*PROBLEM DESCRIPTION*
Only the number is wanted: how many lines of these entries contain the word "volta"?

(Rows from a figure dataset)
====
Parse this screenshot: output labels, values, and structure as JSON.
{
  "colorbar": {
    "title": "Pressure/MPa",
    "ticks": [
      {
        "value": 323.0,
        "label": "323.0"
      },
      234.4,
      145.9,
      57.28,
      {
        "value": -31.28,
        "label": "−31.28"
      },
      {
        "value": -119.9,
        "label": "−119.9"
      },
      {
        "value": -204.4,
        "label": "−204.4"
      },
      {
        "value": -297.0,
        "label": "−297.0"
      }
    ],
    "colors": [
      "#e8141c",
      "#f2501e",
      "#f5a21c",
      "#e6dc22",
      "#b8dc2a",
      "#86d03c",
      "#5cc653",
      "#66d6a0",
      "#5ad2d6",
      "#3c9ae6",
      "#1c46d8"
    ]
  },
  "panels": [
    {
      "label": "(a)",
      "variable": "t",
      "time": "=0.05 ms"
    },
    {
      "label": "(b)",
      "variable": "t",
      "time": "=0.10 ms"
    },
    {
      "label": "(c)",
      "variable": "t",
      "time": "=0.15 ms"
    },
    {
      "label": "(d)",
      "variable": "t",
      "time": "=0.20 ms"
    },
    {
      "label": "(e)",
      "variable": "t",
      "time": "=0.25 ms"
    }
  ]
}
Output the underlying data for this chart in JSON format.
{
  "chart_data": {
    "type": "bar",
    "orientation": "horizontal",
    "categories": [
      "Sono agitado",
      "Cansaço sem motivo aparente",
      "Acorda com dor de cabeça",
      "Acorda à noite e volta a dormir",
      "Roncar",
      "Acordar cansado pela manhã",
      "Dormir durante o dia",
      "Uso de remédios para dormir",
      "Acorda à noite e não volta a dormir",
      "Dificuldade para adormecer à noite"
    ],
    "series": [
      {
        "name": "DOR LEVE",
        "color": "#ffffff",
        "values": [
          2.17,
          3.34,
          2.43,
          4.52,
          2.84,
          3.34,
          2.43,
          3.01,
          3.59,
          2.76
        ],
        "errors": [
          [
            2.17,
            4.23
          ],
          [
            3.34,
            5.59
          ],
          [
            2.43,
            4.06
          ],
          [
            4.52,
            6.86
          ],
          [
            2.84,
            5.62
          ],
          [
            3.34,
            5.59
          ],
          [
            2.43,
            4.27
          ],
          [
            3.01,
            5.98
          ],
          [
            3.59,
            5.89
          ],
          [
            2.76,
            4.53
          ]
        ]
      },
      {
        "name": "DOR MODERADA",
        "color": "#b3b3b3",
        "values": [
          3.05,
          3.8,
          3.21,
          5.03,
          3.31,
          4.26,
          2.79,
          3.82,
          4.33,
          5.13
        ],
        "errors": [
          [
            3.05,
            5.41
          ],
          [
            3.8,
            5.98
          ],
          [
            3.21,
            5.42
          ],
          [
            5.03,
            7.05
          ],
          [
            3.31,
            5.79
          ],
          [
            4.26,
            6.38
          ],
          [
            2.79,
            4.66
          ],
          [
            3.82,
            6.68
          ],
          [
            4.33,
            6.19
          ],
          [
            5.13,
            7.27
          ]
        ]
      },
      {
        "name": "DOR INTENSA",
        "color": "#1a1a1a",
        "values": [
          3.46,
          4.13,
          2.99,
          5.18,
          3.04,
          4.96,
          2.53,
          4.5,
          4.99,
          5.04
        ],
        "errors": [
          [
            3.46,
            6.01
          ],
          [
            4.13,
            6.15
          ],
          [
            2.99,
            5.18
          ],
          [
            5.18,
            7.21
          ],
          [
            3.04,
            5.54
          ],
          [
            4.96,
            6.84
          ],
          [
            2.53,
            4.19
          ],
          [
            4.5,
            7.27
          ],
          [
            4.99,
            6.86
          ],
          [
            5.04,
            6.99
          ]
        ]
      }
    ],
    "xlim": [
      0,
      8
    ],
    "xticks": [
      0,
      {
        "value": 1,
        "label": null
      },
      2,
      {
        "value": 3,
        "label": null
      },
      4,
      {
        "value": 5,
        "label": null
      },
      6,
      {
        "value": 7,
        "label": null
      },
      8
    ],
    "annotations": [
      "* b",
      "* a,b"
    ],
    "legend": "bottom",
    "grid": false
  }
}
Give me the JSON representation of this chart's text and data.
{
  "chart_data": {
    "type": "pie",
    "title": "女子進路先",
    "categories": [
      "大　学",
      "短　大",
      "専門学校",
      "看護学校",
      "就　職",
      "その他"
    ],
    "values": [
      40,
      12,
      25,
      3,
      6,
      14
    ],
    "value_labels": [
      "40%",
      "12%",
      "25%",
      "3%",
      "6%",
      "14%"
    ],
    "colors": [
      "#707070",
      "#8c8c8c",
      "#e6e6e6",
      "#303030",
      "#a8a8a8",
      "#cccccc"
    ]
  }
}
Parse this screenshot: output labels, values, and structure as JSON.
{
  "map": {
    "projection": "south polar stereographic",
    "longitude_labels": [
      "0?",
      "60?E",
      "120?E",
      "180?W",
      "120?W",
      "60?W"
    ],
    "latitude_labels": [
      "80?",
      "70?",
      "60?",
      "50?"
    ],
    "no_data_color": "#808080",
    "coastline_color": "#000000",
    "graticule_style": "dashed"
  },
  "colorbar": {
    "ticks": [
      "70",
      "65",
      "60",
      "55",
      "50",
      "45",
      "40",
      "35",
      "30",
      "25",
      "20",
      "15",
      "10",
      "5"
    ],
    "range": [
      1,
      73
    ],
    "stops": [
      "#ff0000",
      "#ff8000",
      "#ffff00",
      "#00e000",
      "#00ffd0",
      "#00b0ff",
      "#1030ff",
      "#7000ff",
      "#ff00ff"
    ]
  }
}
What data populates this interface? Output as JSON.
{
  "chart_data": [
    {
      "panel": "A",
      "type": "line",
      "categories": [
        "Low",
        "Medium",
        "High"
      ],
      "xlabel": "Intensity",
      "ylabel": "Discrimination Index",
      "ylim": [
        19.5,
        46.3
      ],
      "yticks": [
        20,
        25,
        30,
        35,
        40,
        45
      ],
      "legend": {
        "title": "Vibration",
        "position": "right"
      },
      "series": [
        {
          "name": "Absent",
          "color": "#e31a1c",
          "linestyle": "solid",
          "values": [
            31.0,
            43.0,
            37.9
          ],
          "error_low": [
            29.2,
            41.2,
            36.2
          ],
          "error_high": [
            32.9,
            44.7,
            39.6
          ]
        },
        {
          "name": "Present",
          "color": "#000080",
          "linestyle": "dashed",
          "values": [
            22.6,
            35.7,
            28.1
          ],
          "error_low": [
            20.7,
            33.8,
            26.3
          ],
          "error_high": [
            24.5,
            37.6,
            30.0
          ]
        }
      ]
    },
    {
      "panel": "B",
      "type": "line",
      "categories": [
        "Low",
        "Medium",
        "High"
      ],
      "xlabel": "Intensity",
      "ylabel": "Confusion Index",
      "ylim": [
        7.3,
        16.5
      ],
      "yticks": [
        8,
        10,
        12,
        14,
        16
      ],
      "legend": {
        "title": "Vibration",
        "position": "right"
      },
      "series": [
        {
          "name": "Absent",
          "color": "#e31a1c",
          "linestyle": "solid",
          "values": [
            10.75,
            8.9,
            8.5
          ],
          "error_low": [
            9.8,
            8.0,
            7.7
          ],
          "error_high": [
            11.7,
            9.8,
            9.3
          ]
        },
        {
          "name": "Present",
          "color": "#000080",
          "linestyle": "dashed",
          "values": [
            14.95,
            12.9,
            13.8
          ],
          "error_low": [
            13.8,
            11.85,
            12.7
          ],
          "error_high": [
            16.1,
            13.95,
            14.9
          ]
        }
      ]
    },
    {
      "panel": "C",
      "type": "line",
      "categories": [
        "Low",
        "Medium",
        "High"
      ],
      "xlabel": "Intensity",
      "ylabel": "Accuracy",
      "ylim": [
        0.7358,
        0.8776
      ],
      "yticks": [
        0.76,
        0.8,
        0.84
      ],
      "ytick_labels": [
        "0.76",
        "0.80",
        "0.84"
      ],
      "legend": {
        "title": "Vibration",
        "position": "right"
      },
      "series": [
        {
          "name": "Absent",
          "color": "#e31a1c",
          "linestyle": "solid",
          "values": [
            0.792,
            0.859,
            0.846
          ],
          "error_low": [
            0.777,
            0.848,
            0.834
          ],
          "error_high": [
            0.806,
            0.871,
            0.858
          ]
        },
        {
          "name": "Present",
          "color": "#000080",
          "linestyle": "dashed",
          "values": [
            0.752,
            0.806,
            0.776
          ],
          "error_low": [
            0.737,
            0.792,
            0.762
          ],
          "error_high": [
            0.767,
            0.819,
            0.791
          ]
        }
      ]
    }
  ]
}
====
*RESULT OF THE EXERCISE*
2